- _The request_: Return each line of the data below as a JSON list of strings, one string per line, with blank lines omitted.

- _Records for the task_:
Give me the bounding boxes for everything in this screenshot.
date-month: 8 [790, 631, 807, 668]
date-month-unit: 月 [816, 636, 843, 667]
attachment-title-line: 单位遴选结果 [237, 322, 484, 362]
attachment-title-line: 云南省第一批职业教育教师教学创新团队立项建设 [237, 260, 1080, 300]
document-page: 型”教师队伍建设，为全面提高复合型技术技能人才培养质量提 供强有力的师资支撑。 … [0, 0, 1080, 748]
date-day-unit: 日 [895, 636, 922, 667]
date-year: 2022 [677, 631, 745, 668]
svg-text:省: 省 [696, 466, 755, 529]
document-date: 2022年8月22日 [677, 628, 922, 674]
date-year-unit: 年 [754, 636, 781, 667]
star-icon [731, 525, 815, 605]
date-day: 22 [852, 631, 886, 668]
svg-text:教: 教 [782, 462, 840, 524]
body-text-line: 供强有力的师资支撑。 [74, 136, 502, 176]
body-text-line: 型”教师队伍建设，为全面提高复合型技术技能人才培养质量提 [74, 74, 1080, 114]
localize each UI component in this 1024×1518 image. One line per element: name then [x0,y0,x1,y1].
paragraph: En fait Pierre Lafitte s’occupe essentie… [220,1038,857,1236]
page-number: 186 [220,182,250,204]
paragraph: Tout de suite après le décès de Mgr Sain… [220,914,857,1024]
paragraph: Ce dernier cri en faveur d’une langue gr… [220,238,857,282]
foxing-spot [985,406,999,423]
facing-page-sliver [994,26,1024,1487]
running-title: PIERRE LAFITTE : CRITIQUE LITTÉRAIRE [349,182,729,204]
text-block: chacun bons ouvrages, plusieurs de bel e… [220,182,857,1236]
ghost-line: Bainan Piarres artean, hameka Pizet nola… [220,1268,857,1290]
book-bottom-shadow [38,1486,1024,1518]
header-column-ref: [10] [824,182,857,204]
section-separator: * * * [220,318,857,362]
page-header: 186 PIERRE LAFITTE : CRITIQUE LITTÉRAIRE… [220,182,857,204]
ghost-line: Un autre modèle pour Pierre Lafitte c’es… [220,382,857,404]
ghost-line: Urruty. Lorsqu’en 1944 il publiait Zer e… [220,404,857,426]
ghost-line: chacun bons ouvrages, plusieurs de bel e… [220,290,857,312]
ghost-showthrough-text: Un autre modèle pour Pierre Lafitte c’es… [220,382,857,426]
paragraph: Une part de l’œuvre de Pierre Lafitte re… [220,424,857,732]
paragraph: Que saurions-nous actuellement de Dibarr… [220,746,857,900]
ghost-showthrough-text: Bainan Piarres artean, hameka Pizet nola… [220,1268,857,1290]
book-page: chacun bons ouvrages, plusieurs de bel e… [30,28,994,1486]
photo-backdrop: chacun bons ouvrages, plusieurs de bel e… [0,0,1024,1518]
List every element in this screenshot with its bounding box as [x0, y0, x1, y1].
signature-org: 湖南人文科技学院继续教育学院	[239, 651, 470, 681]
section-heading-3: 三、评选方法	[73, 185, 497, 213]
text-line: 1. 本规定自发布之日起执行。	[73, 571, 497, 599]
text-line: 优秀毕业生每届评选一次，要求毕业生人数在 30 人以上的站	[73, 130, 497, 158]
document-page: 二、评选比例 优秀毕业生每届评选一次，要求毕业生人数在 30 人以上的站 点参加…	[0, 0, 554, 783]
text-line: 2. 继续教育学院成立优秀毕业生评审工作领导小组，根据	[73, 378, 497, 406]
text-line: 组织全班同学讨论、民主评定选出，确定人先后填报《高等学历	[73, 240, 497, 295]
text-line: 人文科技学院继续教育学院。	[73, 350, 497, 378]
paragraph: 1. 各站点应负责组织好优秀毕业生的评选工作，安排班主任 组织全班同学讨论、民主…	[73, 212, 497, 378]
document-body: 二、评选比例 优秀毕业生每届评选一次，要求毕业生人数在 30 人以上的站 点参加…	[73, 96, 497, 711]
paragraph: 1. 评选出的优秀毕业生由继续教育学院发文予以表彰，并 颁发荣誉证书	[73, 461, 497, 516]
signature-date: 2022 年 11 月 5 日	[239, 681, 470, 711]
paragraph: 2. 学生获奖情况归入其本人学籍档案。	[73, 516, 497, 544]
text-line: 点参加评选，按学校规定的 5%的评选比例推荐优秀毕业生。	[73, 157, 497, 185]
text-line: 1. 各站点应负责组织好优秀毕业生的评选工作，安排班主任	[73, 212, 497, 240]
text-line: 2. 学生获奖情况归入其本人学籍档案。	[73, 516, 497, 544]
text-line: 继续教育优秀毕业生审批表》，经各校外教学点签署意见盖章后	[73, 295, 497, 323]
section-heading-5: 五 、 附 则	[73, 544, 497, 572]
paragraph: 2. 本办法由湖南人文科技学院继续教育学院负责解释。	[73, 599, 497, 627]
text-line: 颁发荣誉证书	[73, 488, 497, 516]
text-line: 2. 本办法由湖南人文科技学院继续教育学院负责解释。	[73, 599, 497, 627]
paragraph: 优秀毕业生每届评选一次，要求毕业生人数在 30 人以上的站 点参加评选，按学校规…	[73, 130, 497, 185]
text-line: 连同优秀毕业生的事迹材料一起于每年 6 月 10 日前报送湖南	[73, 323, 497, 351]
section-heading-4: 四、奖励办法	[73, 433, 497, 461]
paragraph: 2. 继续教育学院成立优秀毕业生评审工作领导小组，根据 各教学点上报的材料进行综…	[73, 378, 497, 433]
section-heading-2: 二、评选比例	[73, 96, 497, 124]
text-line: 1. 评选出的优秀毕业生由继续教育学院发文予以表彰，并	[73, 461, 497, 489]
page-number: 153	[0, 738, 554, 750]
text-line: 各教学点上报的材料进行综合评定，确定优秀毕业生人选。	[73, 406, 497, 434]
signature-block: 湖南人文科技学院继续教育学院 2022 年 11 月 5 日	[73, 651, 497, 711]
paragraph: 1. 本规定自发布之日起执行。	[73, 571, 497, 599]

- _Full output_:
[
  "Give me the bounding boxes for everything in this screenshot.",
  "date-month: 8 [790, 631, 807, 668]",
  "date-month-unit: 月 [816, 636, 843, 667]",
  "attachment-title-line: 单位遴选结果 [237, 322, 484, 362]",
  "attachment-title-line: 云南省第一批职业教育教师教学创新团队立项建设 [237, 260, 1080, 300]",
  "document-page: 型”教师队伍建设，为全面提高复合型技术技能人才培养质量提 供强有力的师资支撑。 … [0, 0, 1080, 748]",
  "date-day-unit: 日 [895, 636, 922, 667]",
  "date-year: 2022 [677, 631, 745, 668]",
  "svg-text:省: 省 [696, 466, 755, 529]",
  "document-date: 2022年8月22日 [677, 628, 922, 674]",
  "date-year-unit: 年 [754, 636, 781, 667]",
  "star-icon [731, 525, 815, 605]",
  "date-day: 22 [852, 631, 886, 668]",
  "svg-text:教: 教 [782, 462, 840, 524]",
  "body-text-line: 供强有力的师资支撑。 [74, 136, 502, 176]",
  "body-text-line: 型”教师队伍建设，为全面提高复合型技术技能人才培养质量提 [74, 74, 1080, 114]",
  "localize each UI component in this 1024×1518 image. One line per element: name then [x0,y0,x1,y1].",
  "paragraph: En fait Pierre Lafitte s’occupe essentie… [220,1038,857,1236]",
  "page-number: 186 [220,182,250,204]",
  "paragraph: Tout de suite après le décès de Mgr Sain… [220,914,857,1024]",
  "paragraph: Ce dernier cri en faveur d’une langue gr… [220,238,857,282]",
  "foxing-spot [985,406,999,423]",
  "facing-page-sliver [994,26,1024,1487]",
  "running-title: PIERRE LAFITTE : CRITIQUE LITTÉRAIRE [349,182,729,204]",
  "text-block: chacun bons ouvrages, plusieurs de bel e… [220,182,857,1236]",
  "ghost-line: Bainan Piarres artean, hameka Pizet nola… [220,1268,857,1290]",
  "book-bottom-shadow [38,1486,1024,1518]",
  "header-column-ref: [10] [824,182,857,204]",
  "section-separator: * * * [220,318,857,362]",
  "page-header: 186 PIERRE LAFITTE : CRITIQUE LITTÉRAIRE… [220,182,857,204]",
  "ghost-line: Un autre modèle pour Pierre Lafitte c’es… [220,382,857,404]",
  "ghost-line: Urruty. Lorsqu’en 1944 il publiait Zer e… [220,404,857,426]",
  "ghost-line: chacun bons ouvrages, plusieurs de bel e… [220,290,857,312]",
  "ghost-showthrough-text: Un autre modèle pour Pierre Lafitte c’es… [220,382,857,426]",
  "paragraph: Une part de l’œuvre de Pierre Lafitte re… [220,424,857,732]",
  "paragraph: Que saurions-nous actuellement de Dibarr… [220,746,857,900]",
  "ghost-showthrough-text: Bainan Piarres artean, hameka Pizet nola… [220,1268,857,1290]",
  "book-page: chacun bons ouvrages, plusieurs de bel e… [30,28,994,1486]",
  "photo-backdrop: chacun bons ouvrages, plusieurs de bel e… [0,0,1024,1518]",
  "List every element in this screenshot with its bounding box as [x0, y0, x1, y1].",
  "signature-org: 湖南人文科技学院继续教育学院\t[239, 651, 470, 681]",
  "section-heading-3: 三、评选方法\t[73, 185, 497, 213]",
  "text-line: 1. 本规定自发布之日起执行。\t[73, 571, 497, 599]",
  "text-line: 优秀毕业生每届评选一次，要求毕业生人数在 30 人以上的站\t[73, 130, 497, 158]",
  "document-page: 二、评选比例 优秀毕业生每届评选一次，要求毕业生人数在 30 人以上的站 点参加…\t[0, 0, 554, 783]",
  "text-line: 2. 继续教育学院成立优秀毕业生评审工作领导小组，根据\t[73, 378, 497, 406]",
  "text-line: 组织全班同学讨论、民主评定选出，确定人先后填报《高等学历\t[73, 240, 497, 295]",
  "text-line: 人文科技学院继续教育学院。\t[73, 350, 497, 378]",
  "paragraph: 1. 各站点应负责组织好优秀毕业生的评选工作，安排班主任 组织全班同学讨论、民主…\t[73, 212, 497, 378]",
  "document-body: 二、评选比例 优秀毕业生每届评选一次，要求毕业生人数在 30 人以上的站 点参加…\t[73, 96, 497, 711]",
  "paragraph: 1. 评选出的优秀毕业生由继续教育学院发文予以表彰，并 颁发荣誉证书\t[73, 461, 497, 516]",
  "signature-date: 2022 年 11 月 5 日\t[239, 681, 470, 711]",
  "paragraph: 2. 学生获奖情况归入其本人学籍档案。\t[73, 516, 497, 544]",
  "text-line: 点参加评选，按学校规定的 5%的评选比例推荐优秀毕业生。\t[73, 157, 497, 185]",
  "text-line: 1. 各站点应负责组织好优秀毕业生的评选工作，安排班主任\t[73, 212, 497, 240]",
  "text-line: 2. 学生获奖情况归入其本人学籍档案。\t[73, 516, 497, 544]",
  "text-line: 继续教育优秀毕业生审批表》，经各校外教学点签署意见盖章后\t[73, 295, 497, 323]",
  "section-heading-5: 五 、 附 则\t[73, 544, 497, 572]",
  "paragraph: 2. 本办法由湖南人文科技学院继续教育学院负责解释。\t[73, 599, 497, 627]",
  "text-line: 颁发荣誉证书\t[73, 488, 497, 516]",
  "text-line: 2. 本办法由湖南人文科技学院继续教育学院负责解释。\t[73, 599, 497, 627]",
  "paragraph: 优秀毕业生每届评选一次，要求毕业生人数在 30 人以上的站 点参加评选，按学校规…\t[73, 130, 497, 185]",
  "text-line: 连同优秀毕业生的事迹材料一起于每年 6 月 10 日前报送湖南\t[73, 323, 497, 351]",
  "section-heading-4: 四、奖励办法\t[73, 433, 497, 461]",
  "paragraph: 2. 继续教育学院成立优秀毕业生评审工作领导小组，根据 各教学点上报的材料进行综…\t[73, 378, 497, 433]",
  "section-heading-2: 二、评选比例\t[73, 96, 497, 124]",
  "text-line: 1. 评选出的优秀毕业生由继续教育学院发文予以表彰，并\t[73, 461, 497, 489]",
  "page-number: 153\t[0, 738, 554, 750]",
  "text-line: 各教学点上报的材料进行综合评定，确定优秀毕业生人选。\t[73, 406, 497, 434]",
  "signature-block: 湖南人文科技学院继续教育学院 2022 年 11 月 5 日\t[73, 651, 497, 711]",
  "paragraph: 1. 本规定自发布之日起执行。\t[73, 571, 497, 599]"
]